### Stored data
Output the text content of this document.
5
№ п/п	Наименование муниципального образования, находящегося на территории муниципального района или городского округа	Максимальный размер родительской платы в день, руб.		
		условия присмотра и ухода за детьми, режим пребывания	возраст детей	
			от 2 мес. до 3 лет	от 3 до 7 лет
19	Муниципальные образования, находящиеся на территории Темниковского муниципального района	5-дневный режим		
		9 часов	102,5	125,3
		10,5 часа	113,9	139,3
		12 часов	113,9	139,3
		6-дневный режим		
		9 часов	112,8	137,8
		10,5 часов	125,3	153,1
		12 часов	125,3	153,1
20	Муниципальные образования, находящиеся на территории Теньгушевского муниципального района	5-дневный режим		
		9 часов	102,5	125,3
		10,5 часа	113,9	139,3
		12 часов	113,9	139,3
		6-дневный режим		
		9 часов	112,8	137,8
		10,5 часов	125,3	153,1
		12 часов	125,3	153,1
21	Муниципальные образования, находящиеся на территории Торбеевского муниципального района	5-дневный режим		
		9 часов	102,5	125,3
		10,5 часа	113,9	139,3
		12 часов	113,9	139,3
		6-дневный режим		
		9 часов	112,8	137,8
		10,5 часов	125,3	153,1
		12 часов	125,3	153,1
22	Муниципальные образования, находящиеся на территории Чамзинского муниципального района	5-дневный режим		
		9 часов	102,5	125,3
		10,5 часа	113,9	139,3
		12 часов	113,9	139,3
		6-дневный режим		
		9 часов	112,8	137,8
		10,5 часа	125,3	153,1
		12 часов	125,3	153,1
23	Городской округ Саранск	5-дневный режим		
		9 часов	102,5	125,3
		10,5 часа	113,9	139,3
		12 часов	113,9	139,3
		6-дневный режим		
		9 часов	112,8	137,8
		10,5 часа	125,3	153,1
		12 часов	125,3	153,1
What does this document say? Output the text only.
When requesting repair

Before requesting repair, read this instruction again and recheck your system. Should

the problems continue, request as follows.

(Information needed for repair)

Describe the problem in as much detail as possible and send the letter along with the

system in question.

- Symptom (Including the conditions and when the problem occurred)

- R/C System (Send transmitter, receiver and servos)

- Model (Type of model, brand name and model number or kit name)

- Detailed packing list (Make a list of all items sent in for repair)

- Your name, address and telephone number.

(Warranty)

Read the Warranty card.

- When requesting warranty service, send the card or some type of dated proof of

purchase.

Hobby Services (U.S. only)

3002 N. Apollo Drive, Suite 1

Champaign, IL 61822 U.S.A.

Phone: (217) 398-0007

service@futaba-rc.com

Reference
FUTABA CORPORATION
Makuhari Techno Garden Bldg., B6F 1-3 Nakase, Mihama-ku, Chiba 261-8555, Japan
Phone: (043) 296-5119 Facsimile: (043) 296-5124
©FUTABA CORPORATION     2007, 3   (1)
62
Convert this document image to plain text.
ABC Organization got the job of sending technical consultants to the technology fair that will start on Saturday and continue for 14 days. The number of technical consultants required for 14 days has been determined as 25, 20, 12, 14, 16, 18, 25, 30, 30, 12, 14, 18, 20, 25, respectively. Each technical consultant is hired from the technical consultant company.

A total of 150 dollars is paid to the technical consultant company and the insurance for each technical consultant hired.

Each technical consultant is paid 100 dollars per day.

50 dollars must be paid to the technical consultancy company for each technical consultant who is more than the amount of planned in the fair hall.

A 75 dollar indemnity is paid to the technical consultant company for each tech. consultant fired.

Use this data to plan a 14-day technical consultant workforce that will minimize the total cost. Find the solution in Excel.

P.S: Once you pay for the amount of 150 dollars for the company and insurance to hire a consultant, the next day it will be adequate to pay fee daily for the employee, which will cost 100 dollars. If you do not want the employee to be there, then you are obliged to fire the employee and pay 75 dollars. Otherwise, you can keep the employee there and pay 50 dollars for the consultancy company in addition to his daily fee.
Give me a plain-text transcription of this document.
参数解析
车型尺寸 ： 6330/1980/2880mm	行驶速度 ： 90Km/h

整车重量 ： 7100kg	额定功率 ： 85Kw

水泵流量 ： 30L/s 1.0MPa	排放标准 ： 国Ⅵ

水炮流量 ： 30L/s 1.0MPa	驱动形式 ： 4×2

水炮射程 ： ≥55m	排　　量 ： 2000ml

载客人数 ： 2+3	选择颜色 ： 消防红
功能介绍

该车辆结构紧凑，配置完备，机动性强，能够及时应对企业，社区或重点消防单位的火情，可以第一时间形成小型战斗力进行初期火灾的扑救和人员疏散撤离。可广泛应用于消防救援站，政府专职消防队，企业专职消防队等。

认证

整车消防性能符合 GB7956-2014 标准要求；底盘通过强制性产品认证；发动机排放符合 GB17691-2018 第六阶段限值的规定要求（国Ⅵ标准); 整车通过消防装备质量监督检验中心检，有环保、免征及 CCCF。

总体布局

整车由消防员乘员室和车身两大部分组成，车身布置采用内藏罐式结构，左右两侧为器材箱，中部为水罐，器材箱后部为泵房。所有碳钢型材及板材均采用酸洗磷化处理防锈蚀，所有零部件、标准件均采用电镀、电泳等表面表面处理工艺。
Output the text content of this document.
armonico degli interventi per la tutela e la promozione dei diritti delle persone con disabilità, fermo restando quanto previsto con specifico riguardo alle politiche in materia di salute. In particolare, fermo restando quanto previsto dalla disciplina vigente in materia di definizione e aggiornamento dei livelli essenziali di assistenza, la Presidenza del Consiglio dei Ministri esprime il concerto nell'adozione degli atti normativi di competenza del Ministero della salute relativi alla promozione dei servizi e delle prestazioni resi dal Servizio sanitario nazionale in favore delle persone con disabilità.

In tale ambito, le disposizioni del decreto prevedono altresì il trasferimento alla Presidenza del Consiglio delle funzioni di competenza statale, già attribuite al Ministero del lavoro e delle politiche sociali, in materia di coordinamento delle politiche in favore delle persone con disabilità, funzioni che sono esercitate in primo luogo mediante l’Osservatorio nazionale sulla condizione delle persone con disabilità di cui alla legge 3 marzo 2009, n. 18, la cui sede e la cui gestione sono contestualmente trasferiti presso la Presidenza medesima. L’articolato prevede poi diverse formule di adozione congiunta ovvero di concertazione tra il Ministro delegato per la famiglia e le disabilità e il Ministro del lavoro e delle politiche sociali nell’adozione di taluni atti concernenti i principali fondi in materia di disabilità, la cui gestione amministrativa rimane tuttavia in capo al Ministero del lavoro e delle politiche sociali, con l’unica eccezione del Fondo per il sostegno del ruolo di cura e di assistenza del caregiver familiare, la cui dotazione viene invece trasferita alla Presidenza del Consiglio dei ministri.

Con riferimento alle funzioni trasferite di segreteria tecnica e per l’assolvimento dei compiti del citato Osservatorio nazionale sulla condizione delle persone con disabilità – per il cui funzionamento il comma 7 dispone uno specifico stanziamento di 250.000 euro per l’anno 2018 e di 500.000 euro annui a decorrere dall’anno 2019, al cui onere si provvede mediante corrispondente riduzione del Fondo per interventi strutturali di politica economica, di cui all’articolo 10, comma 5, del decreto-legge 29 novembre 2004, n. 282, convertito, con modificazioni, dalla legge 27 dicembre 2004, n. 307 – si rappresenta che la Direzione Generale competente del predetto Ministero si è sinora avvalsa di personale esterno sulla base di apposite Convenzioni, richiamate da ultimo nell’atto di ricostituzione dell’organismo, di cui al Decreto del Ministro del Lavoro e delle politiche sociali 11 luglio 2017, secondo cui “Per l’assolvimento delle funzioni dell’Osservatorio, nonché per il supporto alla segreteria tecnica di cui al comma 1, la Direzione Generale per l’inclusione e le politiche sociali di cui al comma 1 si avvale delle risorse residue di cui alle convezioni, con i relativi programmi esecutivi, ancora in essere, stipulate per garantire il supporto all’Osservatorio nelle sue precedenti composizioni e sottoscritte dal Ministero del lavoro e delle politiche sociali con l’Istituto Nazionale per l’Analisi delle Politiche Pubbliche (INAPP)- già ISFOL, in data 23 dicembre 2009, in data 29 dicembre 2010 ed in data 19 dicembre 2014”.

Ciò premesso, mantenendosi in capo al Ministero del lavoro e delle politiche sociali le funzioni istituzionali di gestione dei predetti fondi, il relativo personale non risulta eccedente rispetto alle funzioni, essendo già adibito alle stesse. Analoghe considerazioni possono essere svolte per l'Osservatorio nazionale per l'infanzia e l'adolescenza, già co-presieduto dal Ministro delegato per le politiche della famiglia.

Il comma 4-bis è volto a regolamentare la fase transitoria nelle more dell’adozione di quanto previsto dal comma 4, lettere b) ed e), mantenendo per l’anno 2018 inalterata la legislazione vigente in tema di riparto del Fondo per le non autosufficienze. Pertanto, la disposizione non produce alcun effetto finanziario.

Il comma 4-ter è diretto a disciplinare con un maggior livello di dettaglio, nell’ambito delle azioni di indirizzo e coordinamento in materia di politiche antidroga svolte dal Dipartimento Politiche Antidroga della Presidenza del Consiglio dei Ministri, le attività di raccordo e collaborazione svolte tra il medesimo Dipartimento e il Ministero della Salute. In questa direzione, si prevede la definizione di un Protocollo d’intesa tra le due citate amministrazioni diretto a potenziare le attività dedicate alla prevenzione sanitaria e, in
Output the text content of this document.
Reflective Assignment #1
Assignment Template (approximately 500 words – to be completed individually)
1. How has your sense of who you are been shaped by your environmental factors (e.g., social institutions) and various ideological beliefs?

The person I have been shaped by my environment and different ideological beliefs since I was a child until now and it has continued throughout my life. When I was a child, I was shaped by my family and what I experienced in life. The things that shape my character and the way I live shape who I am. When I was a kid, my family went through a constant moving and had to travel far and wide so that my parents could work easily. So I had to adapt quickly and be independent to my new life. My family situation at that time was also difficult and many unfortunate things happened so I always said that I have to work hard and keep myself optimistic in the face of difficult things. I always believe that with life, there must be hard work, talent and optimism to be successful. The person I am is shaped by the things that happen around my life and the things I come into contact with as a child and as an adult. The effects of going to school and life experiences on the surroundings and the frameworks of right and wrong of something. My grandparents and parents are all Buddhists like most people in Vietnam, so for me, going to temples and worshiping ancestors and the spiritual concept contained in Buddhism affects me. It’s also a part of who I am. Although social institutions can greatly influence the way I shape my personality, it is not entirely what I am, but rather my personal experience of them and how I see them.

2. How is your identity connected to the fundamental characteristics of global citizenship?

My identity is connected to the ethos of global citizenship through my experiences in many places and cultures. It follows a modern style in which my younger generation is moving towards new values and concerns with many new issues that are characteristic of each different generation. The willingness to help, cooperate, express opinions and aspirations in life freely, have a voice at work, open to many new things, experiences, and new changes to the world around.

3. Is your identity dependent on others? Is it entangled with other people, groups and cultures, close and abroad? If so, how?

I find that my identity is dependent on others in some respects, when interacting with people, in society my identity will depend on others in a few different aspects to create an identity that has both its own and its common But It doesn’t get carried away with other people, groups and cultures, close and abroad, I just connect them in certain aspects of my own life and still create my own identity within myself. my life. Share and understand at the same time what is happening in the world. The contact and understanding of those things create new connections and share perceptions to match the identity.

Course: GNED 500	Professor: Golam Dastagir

### AIM
State how many lines in the entries above include the word "находящиеся"; reply with the number alone.

### RESPONSE TO THE TASK
4